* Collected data
+===+

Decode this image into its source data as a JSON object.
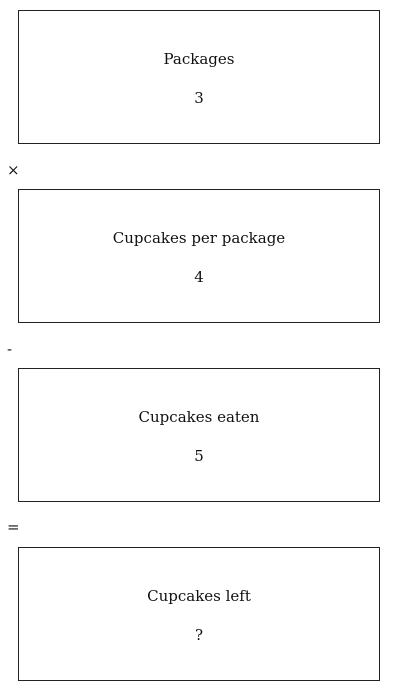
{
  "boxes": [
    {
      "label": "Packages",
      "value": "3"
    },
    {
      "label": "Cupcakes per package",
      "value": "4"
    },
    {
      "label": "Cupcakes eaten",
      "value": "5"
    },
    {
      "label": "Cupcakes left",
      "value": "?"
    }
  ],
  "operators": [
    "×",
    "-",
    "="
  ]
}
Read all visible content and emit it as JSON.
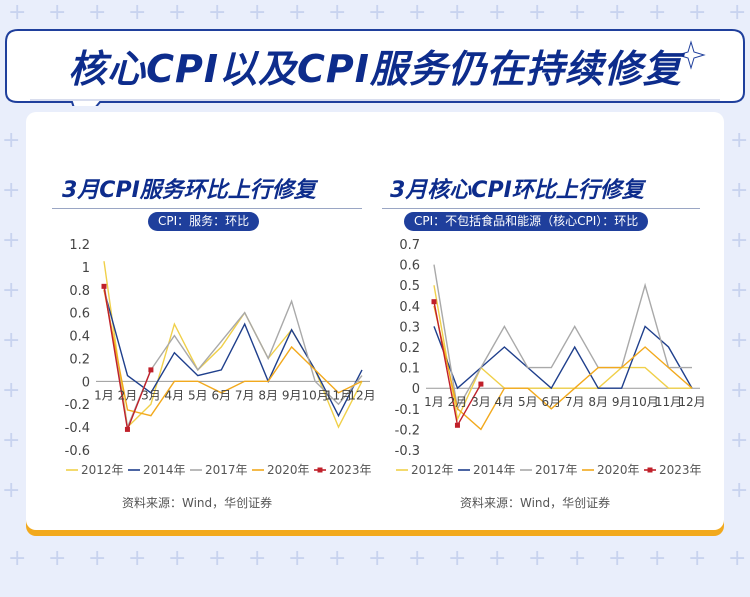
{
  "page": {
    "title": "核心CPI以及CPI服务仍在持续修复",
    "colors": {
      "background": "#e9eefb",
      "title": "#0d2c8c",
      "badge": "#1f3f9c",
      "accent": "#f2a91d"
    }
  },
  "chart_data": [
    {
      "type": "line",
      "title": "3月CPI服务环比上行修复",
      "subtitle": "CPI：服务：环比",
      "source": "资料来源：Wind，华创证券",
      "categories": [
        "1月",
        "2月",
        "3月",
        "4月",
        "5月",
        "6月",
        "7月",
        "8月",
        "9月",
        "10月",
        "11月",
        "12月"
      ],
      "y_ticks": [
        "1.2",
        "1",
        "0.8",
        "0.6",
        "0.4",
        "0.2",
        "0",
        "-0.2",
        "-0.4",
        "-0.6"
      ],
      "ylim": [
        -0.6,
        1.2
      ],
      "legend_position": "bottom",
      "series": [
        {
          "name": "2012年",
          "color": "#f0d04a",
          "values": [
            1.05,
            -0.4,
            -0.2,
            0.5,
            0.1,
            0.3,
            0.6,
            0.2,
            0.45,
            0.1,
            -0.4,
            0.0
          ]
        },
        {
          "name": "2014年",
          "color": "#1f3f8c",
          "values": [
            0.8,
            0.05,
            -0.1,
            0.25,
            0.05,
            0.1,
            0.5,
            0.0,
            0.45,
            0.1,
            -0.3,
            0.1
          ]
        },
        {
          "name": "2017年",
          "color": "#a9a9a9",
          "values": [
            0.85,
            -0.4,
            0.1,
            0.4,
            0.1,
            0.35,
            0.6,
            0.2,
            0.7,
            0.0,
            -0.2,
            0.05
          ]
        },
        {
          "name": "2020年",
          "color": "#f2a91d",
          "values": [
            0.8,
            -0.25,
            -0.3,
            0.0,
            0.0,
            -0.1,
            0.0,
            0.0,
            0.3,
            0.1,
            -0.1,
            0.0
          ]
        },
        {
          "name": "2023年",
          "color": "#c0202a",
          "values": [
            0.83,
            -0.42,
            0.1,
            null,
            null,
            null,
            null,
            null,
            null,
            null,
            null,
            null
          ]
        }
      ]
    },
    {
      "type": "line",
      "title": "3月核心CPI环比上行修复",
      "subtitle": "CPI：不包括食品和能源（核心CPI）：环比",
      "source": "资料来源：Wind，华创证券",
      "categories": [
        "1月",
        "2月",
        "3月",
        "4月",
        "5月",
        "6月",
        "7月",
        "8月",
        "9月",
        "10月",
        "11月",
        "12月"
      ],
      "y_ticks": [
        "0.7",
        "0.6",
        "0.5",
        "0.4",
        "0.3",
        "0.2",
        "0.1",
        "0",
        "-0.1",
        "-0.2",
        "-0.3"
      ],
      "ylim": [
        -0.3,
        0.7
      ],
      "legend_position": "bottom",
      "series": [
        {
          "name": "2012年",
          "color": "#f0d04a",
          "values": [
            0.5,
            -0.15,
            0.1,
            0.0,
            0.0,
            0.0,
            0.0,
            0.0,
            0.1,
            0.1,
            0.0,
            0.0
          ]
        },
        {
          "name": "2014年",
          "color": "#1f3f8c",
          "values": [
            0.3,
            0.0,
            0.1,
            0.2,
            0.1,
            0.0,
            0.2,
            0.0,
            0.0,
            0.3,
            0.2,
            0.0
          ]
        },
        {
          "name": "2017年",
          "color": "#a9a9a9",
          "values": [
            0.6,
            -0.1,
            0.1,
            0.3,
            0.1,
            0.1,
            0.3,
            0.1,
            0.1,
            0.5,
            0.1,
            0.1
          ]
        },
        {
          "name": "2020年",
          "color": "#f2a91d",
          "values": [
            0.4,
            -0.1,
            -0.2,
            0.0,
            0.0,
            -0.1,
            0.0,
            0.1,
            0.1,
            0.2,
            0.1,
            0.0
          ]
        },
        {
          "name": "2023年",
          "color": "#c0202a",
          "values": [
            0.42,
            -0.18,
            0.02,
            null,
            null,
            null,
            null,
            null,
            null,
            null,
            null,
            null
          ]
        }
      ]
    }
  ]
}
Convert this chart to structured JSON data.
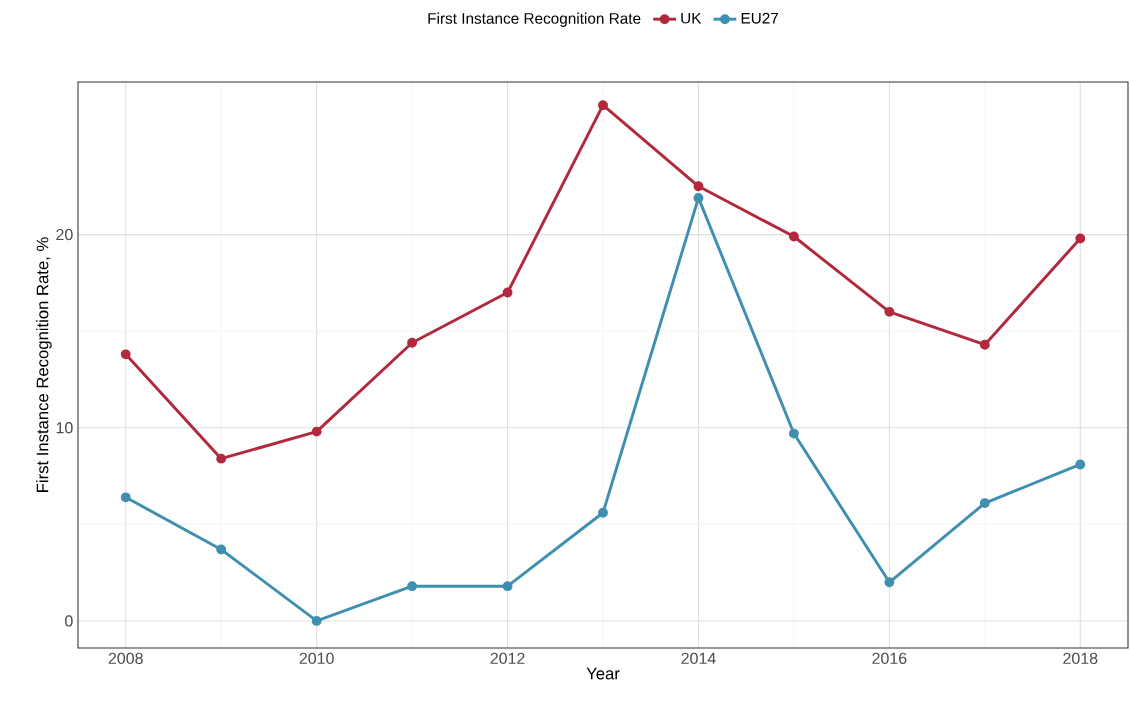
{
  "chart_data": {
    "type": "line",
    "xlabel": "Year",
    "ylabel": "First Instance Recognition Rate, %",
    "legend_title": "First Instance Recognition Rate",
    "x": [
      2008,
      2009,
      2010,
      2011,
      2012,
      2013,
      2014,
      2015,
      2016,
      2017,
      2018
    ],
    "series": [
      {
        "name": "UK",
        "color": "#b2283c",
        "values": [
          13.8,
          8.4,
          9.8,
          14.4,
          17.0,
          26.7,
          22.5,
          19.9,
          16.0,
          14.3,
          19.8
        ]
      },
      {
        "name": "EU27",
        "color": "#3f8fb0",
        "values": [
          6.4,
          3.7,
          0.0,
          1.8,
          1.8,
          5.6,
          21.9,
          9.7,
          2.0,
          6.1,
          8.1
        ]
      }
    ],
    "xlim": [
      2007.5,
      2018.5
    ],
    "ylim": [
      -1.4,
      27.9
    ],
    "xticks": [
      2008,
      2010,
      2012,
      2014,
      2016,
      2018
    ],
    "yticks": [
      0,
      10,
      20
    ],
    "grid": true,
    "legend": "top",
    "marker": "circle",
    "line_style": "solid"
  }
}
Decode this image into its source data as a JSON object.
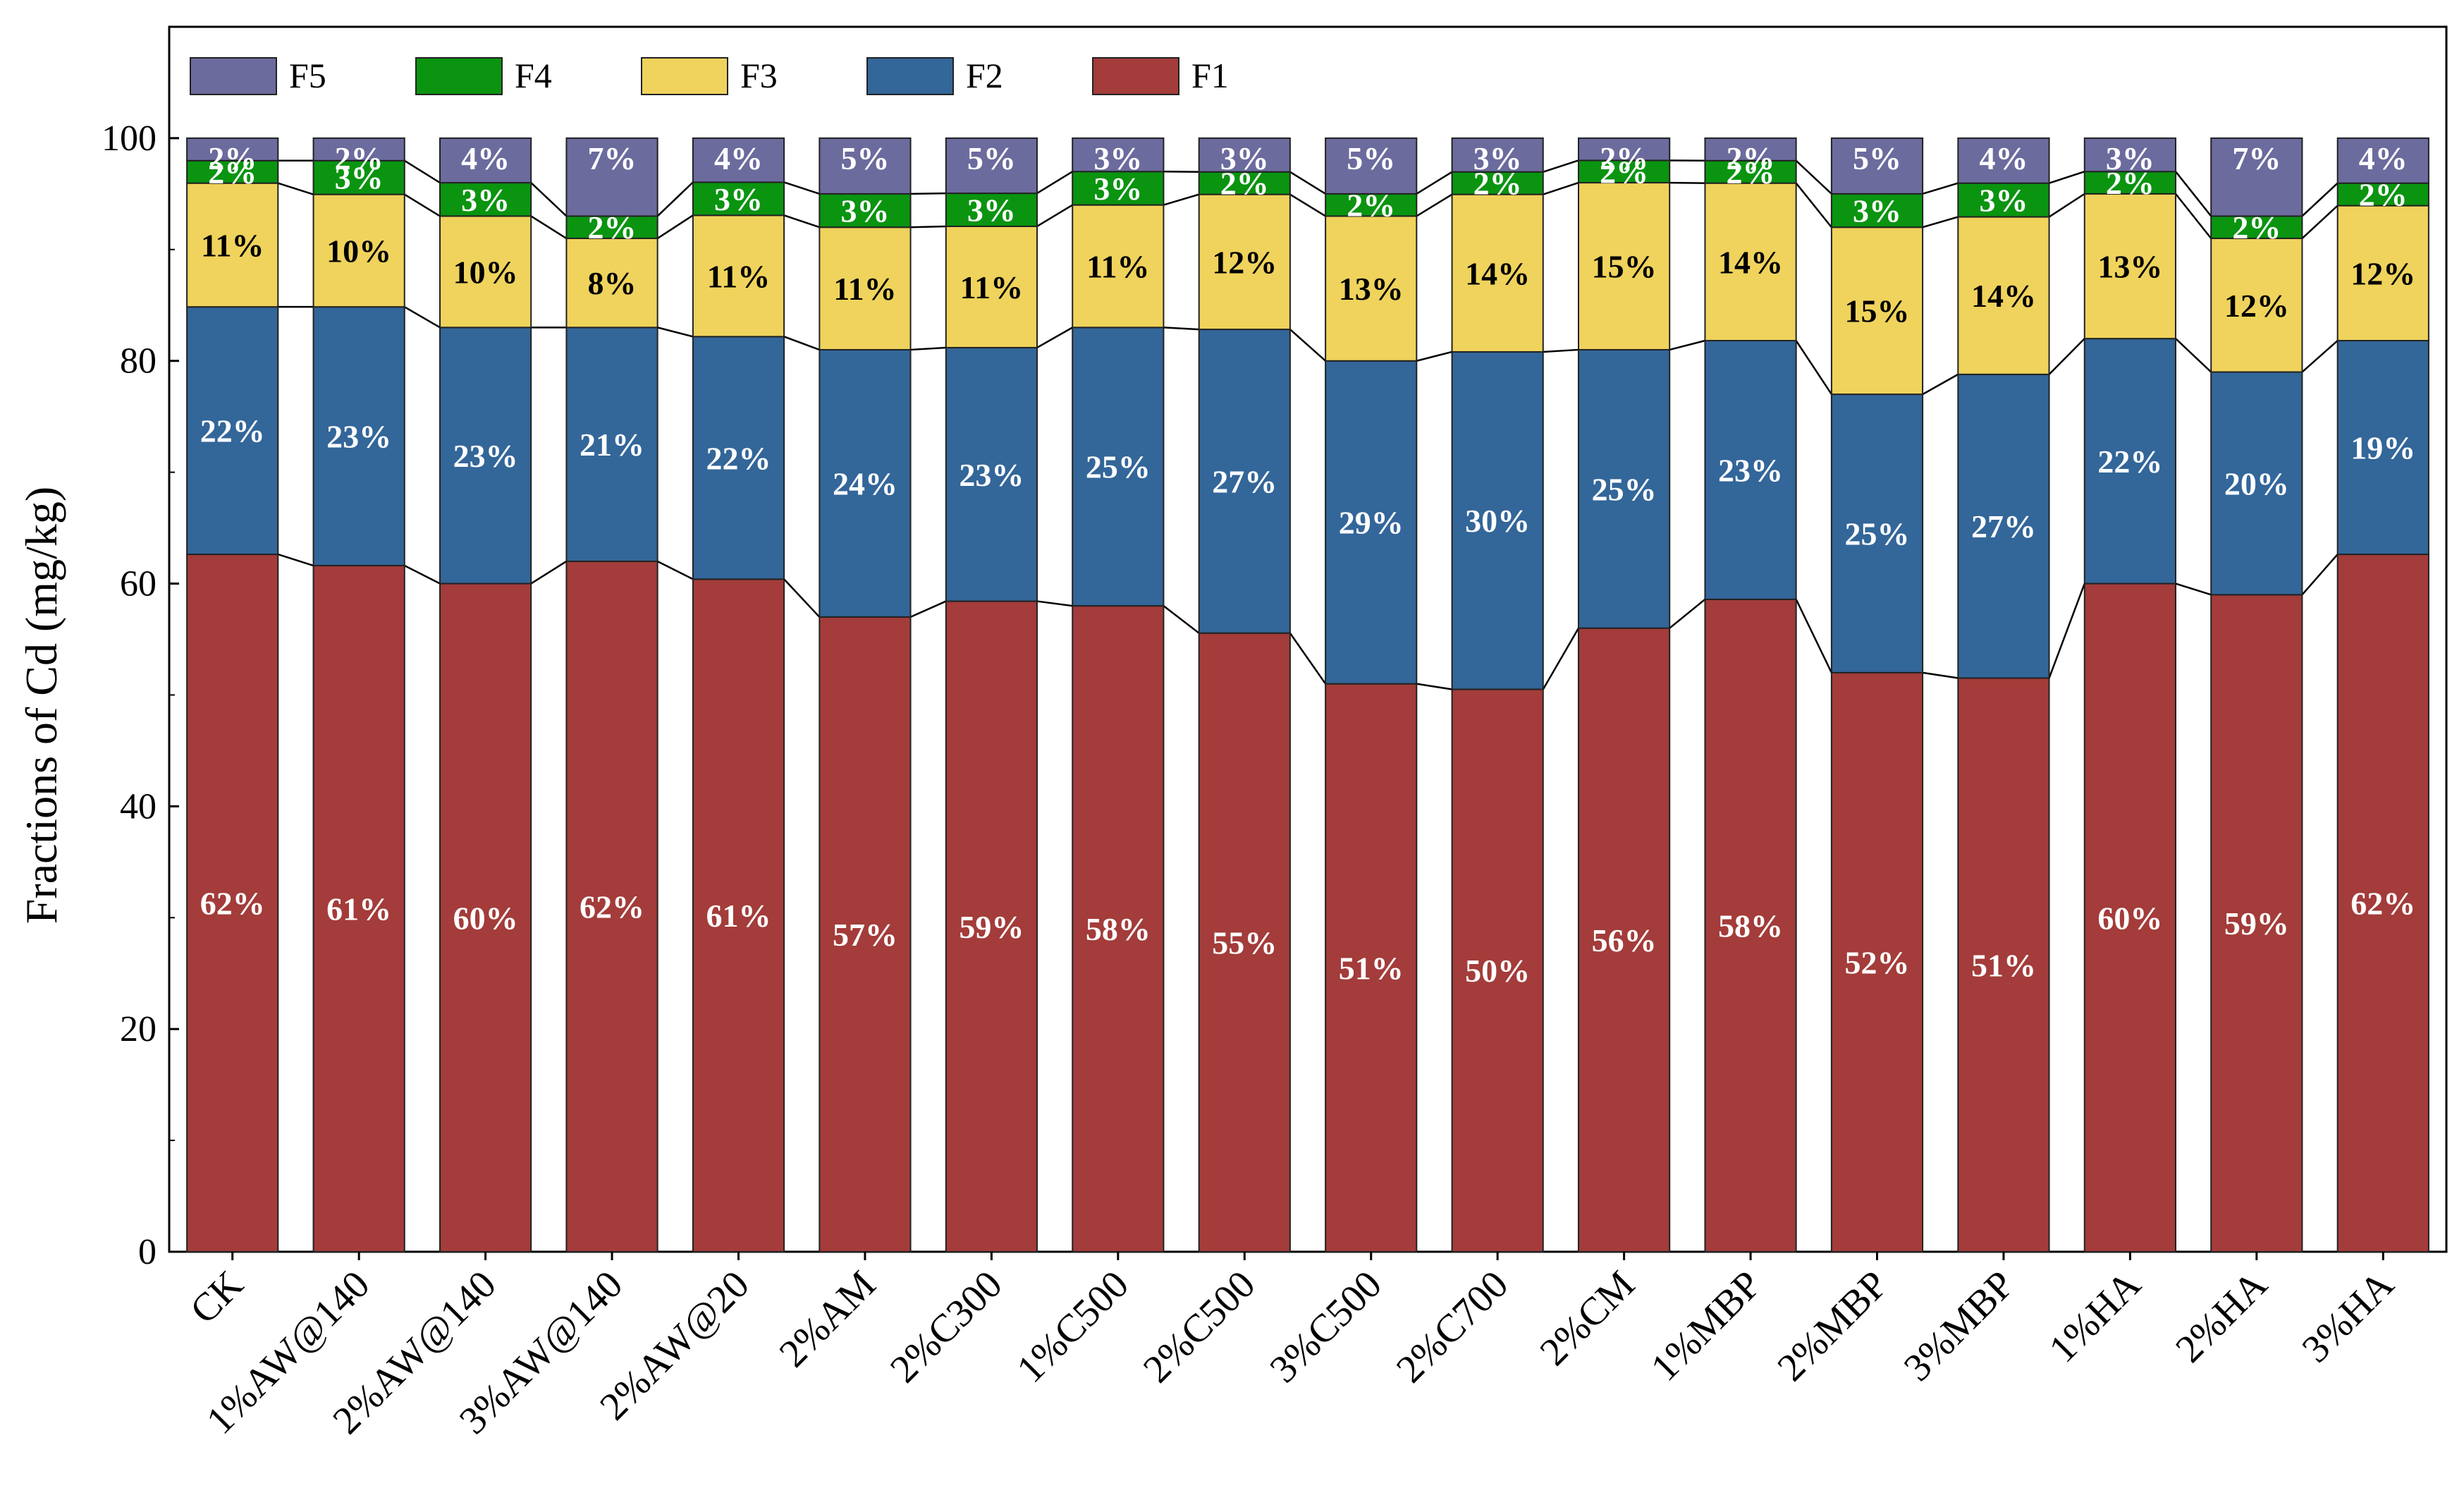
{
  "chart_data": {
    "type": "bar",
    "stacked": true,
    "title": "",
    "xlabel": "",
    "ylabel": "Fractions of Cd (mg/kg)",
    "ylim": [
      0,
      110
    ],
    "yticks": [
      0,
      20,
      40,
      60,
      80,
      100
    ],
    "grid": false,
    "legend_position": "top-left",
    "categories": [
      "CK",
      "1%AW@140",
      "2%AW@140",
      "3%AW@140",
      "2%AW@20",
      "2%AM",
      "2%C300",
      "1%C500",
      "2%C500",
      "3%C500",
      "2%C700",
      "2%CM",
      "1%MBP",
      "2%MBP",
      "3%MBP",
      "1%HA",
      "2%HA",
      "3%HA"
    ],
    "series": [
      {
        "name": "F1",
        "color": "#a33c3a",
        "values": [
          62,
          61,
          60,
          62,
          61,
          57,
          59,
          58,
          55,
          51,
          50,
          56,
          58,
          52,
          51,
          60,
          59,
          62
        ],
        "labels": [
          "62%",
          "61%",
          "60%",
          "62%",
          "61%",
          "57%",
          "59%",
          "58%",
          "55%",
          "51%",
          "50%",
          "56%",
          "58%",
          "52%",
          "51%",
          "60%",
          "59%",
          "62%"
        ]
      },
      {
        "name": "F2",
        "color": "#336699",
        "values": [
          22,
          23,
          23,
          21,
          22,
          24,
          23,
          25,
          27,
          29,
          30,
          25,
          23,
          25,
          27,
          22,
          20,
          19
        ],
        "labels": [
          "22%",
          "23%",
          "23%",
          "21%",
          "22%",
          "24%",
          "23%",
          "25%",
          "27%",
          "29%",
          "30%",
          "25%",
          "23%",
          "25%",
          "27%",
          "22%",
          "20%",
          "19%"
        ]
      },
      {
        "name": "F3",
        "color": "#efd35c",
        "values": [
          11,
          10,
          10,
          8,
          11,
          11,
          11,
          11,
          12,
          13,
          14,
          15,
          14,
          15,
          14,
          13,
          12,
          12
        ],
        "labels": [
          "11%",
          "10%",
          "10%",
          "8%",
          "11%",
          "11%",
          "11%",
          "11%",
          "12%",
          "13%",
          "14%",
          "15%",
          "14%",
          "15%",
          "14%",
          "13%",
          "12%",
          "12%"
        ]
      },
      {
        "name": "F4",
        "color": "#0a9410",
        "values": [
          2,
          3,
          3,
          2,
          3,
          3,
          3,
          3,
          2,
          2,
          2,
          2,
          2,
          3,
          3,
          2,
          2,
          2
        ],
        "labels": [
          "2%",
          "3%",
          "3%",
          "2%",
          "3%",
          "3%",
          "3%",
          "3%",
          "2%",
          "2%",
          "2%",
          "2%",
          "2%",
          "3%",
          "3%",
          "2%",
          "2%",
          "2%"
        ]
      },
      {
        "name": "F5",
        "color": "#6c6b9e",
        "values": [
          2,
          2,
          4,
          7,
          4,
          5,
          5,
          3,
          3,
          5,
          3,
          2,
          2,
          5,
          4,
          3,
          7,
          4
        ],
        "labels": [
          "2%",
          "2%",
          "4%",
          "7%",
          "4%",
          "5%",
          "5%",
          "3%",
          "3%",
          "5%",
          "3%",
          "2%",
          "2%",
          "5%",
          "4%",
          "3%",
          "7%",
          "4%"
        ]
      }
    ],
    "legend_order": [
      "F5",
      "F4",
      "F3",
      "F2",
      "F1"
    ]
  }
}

+===+

* TASK TO COMPLETE
Collect every line above that contains the word "Instance".

* SOLVED PROBLEM
    "ylabel": "First Instance Recognition Rate, %",
    "legend_title": "First Instance Recognition Rate",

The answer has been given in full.